=== Job ===
Recast every line of the listing below as a Markdown table with the columns Row and Line, numbering the rows in order and leaving out blank lines.

=== Dataset rows ===
▼▼▼

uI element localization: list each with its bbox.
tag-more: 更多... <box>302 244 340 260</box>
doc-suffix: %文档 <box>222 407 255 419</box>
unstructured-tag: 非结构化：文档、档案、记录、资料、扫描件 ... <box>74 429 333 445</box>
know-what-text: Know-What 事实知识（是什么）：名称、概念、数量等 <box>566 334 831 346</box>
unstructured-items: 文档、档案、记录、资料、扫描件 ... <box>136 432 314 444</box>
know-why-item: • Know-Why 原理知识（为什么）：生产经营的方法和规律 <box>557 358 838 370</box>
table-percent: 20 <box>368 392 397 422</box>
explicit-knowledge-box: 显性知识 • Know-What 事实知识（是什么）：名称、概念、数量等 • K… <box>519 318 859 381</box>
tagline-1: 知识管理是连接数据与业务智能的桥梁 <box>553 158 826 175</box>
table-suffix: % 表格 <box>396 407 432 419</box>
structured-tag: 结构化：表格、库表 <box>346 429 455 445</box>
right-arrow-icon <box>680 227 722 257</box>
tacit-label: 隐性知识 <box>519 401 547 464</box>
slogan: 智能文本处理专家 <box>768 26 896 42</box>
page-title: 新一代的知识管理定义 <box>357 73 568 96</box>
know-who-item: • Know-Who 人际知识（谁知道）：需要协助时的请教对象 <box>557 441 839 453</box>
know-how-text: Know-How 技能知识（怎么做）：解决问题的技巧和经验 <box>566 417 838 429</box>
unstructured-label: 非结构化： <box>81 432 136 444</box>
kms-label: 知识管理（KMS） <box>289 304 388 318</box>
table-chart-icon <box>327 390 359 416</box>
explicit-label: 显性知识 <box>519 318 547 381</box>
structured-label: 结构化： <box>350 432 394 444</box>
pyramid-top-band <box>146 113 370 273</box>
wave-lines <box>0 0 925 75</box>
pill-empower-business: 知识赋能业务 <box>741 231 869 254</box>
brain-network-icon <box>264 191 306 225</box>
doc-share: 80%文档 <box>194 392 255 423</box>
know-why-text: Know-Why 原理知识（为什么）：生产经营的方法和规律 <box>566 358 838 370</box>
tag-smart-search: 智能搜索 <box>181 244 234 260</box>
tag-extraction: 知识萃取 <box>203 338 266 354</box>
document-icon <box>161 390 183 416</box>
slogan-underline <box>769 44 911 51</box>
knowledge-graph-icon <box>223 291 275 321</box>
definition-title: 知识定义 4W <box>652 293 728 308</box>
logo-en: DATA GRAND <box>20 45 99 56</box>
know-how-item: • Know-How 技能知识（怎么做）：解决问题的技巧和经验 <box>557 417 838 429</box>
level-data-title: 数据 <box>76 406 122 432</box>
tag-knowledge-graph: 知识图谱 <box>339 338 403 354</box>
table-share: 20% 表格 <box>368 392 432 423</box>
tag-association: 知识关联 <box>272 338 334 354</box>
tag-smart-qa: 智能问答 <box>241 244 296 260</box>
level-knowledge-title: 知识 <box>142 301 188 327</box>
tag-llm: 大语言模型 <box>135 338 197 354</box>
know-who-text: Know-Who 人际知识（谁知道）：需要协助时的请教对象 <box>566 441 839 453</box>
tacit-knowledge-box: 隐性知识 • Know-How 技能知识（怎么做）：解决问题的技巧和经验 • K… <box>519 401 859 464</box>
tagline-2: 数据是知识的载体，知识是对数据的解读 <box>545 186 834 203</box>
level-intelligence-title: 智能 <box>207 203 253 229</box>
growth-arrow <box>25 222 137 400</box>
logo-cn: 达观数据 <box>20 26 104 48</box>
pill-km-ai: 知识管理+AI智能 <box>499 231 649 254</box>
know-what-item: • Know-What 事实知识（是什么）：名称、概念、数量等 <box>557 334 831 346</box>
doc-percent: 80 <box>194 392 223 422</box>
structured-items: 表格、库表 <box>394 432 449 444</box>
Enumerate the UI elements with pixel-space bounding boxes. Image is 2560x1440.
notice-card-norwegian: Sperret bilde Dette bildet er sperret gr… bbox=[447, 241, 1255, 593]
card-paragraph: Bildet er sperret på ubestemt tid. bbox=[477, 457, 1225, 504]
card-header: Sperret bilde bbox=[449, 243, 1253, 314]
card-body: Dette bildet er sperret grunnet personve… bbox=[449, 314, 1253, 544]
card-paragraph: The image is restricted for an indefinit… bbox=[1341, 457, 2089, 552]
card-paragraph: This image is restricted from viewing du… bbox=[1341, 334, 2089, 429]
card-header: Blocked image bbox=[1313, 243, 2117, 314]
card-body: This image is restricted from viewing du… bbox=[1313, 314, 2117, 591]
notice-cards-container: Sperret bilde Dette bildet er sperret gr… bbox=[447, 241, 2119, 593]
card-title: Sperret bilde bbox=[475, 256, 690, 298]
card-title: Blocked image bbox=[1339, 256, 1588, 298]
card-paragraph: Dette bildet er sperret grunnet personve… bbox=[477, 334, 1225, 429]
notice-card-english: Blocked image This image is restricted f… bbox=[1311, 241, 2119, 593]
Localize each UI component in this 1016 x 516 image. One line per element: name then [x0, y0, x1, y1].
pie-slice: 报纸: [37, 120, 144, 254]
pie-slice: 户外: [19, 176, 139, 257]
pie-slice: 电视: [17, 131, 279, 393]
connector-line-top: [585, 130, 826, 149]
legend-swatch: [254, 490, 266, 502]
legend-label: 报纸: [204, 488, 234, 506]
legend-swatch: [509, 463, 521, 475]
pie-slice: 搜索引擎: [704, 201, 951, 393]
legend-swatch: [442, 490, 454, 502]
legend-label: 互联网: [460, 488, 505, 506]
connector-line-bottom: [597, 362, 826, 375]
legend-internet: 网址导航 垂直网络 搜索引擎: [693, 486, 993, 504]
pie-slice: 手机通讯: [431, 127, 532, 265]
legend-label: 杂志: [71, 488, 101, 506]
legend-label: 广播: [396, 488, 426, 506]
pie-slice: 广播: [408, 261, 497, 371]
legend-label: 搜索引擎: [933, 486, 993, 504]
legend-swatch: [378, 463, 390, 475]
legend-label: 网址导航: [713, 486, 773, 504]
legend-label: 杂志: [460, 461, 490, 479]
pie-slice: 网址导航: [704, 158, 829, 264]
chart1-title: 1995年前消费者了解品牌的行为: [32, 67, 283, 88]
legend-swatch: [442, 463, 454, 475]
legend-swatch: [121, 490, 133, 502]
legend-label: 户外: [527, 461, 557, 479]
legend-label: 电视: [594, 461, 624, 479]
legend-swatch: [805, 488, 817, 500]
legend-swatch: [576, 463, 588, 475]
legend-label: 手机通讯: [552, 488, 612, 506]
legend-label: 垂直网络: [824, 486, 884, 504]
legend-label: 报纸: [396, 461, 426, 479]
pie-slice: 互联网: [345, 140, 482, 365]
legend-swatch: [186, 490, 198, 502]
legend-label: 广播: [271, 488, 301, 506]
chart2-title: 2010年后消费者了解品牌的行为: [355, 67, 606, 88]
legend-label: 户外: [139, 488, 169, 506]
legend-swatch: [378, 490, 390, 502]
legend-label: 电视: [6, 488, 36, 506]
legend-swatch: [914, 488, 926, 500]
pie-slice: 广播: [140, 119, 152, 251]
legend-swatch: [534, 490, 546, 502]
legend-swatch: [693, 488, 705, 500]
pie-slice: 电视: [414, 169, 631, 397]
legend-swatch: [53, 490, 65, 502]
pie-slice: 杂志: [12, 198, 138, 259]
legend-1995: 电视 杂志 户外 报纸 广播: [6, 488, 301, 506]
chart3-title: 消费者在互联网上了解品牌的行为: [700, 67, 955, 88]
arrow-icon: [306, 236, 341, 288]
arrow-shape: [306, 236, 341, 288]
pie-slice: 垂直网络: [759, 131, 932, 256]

▲▲▲

=== Output of the exercise ===
| Row | Line |
|---|---|
| 1 | uI element localization: list each with its bbox. |
| 2 | tag-more: 更多... <box>302 244 340 260</box> |
| 3 | doc-suffix: %文档 <box>222 407 255 419</box> |
| 4 | unstructured-tag: 非结构化：文档、档案、记录、资料、扫描件 ... <box>74 429 333 445</box> |
| 5 | know-what-text: Know-What 事实知识（是什么）：名称、概念、数量等 <box>566 334 831 346</box> |
| 6 | unstructured-items: 文档、档案、记录、资料、扫描件 ... <box>136 432 314 444</box> |
| 7 | know-why-item: • Know-Why 原理知识（为什么）：生产经营的方法和规律 <box>557 358 838 370</box> |
| 8 | table-percent: 20 <box>368 392 397 422</box> |
| 9 | explicit-knowledge-box: 显性知识 • Know-What 事实知识（是什么）：名称、概念、数量等 • K… <box>519 318 859 381</box> |
| 10 | tagline-1: 知识管理是连接数据与业务智能的桥梁 <box>553 158 826 175</box> |
| 11 | table-suffix: % 表格 <box>396 407 432 419</box> |
| 12 | structured-tag: 结构化：表格、库表 <box>346 429 455 445</box> |
| 13 | right-arrow-icon <box>680 227 722 257</box> |
| 14 | tacit-label: 隐性知识 <box>519 401 547 464</box> |
| 15 | slogan: 智能文本处理专家 <box>768 26 896 42</box> |
| 16 | page-title: 新一代的知识管理定义 <box>357 73 568 96</box> |
| 17 | know-who-item: • Know-Who 人际知识（谁知道）：需要协助时的请教对象 <box>557 441 839 453</box> |
| 18 | know-how-text: Know-How 技能知识（怎么做）：解决问题的技巧和经验 <box>566 417 838 429</box> |
| 19 | unstructured-label: 非结构化： <box>81 432 136 444</box> |
| 20 | kms-label: 知识管理（KMS） <box>289 304 388 318</box> |
| 21 | table-chart-icon <box>327 390 359 416</box> |
| 22 | explicit-label: 显性知识 <box>519 318 547 381</box> |
| 23 | structured-label: 结构化： <box>350 432 394 444</box> |
| 24 | pyramid-top-band <box>146 113 370 273</box> |
| 25 | wave-lines <box>0 0 925 75</box> |
| 26 | pill-empower-business: 知识赋能业务 <box>741 231 869 254</box> |
| 27 | brain-network-icon <box>264 191 306 225</box> |
| 28 | doc-share: 80%文档 <box>194 392 255 423</box> |
| 29 | know-why-text: Know-Why 原理知识（为什么）：生产经营的方法和规律 <box>566 358 838 370</box> |
| 30 | tag-smart-search: 智能搜索 <box>181 244 234 260</box> |
| 31 | tag-extraction: 知识萃取 <box>203 338 266 354</box> |
| 32 | document-icon <box>161 390 183 416</box> |
| 33 | slogan-underline <box>769 44 911 51</box> |
| 34 | knowledge-graph-icon <box>223 291 275 321</box> |
| 35 | definition-title: 知识定义 4W <box>652 293 728 308</box> |
| 36 | logo-en: DATA GRAND <box>20 45 99 56</box> |
| 37 | know-how-item: • Know-How 技能知识（怎么做）：解决问题的技巧和经验 <box>557 417 838 429</box> |
| 38 | level-data-title: 数据 <box>76 406 122 432</box> |
| 39 | tag-knowledge-graph: 知识图谱 <box>339 338 403 354</box> |
| 40 | table-share: 20% 表格 <box>368 392 432 423</box> |
| 41 | tag-association: 知识关联 <box>272 338 334 354</box> |
| 42 | tag-smart-qa: 智能问答 <box>241 244 296 260</box> |
| 43 | level-knowledge-title: 知识 <box>142 301 188 327</box> |
| 44 | tag-llm: 大语言模型 <box>135 338 197 354</box> |
| 45 | know-who-text: Know-Who 人际知识（谁知道）：需要协助时的请教对象 <box>566 441 839 453</box> |
| 46 | tacit-knowledge-box: 隐性知识 • Know-How 技能知识（怎么做）：解决问题的技巧和经验 • K… <box>519 401 859 464</box> |
| 47 | tagline-2: 数据是知识的载体，知识是对数据的解读 <box>545 186 834 203</box> |
| 48 | level-intelligence-title: 智能 <box>207 203 253 229</box> |
| 49 | growth-arrow <box>25 222 137 400</box> |
| 50 | logo-cn: 达观数据 <box>20 26 104 48</box> |
| 51 | pill-km-ai: 知识管理+AI智能 <box>499 231 649 254</box> |
| 52 | know-what-item: • Know-What 事实知识（是什么）：名称、概念、数量等 <box>557 334 831 346</box> |
| 53 | doc-percent: 80 <box>194 392 223 422</box> |
| 54 | structured-items: 表格、库表 <box>394 432 449 444</box> |
| 55 | Enumerate the UI elements with pixel-space bounding boxes. Image is 2560x1440. |
| 56 | notice-card-norwegian: Sperret bilde Dette bildet er sperret gr… bbox=[447, 241, 1255, 593] |
| 57 | card-paragraph: Bildet er sperret på ubestemt tid. bbox=[477, 457, 1225, 504] |
| 58 | card-header: Sperret bilde bbox=[449, 243, 1253, 314] |
| 59 | card-body: Dette bildet er sperret grunnet personve… bbox=[449, 314, 1253, 544] |
| 60 | card-paragraph: The image is restricted for an indefinit… bbox=[1341, 457, 2089, 552] |
| 61 | card-paragraph: This image is restricted from viewing du… bbox=[1341, 334, 2089, 429] |
| 62 | card-header: Blocked image bbox=[1313, 243, 2117, 314] |
| 63 | card-body: This image is restricted from viewing du… bbox=[1313, 314, 2117, 591] |
| 64 | notice-cards-container: Sperret bilde Dette bildet er sperret gr… bbox=[447, 241, 2119, 593] |
| 65 | card-title: Sperret bilde bbox=[475, 256, 690, 298] |
| 66 | card-title: Blocked image bbox=[1339, 256, 1588, 298] |
| 67 | card-paragraph: Dette bildet er sperret grunnet personve… bbox=[477, 334, 1225, 429] |
| 68 | notice-card-english: Blocked image This image is restricted f… bbox=[1311, 241, 2119, 593] |
| 69 | Localize each UI component in this 1016 x 516 image. One line per element: name then [x0, y0, x1, y1]. |
| 70 | pie-slice: 报纸: [37, 120, 144, 254] |
| 71 | pie-slice: 户外: [19, 176, 139, 257] |
| 72 | pie-slice: 电视: [17, 131, 279, 393] |
| 73 | connector-line-top: [585, 130, 826, 149] |
| 74 | legend-swatch: [254, 490, 266, 502] |
| 75 | legend-label: 报纸: [204, 488, 234, 506] |
| 76 | legend-swatch: [509, 463, 521, 475] |
| 77 | pie-slice: 搜索引擎: [704, 201, 951, 393] |
| 78 | legend-swatch: [442, 490, 454, 502] |
| 79 | legend-label: 互联网: [460, 488, 505, 506] |
| 80 | connector-line-bottom: [597, 362, 826, 375] |
| 81 | legend-internet: 网址导航 垂直网络 搜索引擎: [693, 486, 993, 504] |
| 82 | pie-slice: 手机通讯: [431, 127, 532, 265] |
| 83 | legend-label: 杂志: [71, 488, 101, 506] |
| 84 | legend-label: 广播: [396, 488, 426, 506] |
| 85 | pie-slice: 广播: [408, 261, 497, 371] |
| 86 | legend-label: 搜索引擎: [933, 486, 993, 504] |
| 87 | legend-swatch: [378, 463, 390, 475] |
| 88 | legend-label: 网址导航: [713, 486, 773, 504] |
| 89 | legend-label: 杂志: [460, 461, 490, 479] |
| 90 | pie-slice: 网址导航: [704, 158, 829, 264] |
| 91 | chart1-title: 1995年前消费者了解品牌的行为: [32, 67, 283, 88] |
| 92 | legend-swatch: [442, 463, 454, 475] |
| 93 | legend-swatch: [121, 490, 133, 502] |
| 94 | legend-label: 户外: [527, 461, 557, 479] |
| 95 | legend-label: 电视: [594, 461, 624, 479] |
| 96 | legend-swatch: [805, 488, 817, 500] |
| 97 | legend-swatch: [576, 463, 588, 475] |
| 98 | legend-label: 手机通讯: [552, 488, 612, 506] |
| 99 | legend-label: 垂直网络: [824, 486, 884, 504] |
| 100 | legend-label: 报纸: [396, 461, 426, 479] |
| 101 | pie-slice: 互联网: [345, 140, 482, 365] |
| 102 | legend-swatch: [186, 490, 198, 502] |
| 103 | legend-label: 广播: [271, 488, 301, 506] |
| 104 | chart2-title: 2010年后消费者了解品牌的行为: [355, 67, 606, 88] |
| 105 | legend-label: 户外: [139, 488, 169, 506] |
| 106 | legend-swatch: [378, 490, 390, 502] |
| 107 | legend-label: 电视: [6, 488, 36, 506] |
| 108 | legend-swatch: [914, 488, 926, 500] |
| 109 | pie-slice: 广播: [140, 119, 152, 251] |
| 110 | legend-swatch: [534, 490, 546, 502] |
| 111 | legend-swatch: [693, 488, 705, 500] |
| 112 | pie-slice: 电视: [414, 169, 631, 397] |
| 113 | legend-swatch: [53, 490, 65, 502] |
| 114 | pie-slice: 杂志: [12, 198, 138, 259] |
| 115 | legend-1995: 电视 杂志 户外 报纸 广播: [6, 488, 301, 506] |
| 116 | chart3-title: 消费者在互联网上了解品牌的行为: [700, 67, 955, 88] |
| 117 | arrow-icon: [306, 236, 341, 288] |
| 118 | arrow-shape: [306, 236, 341, 288] |
| 119 | pie-slice: 垂直网络: [759, 131, 932, 256] |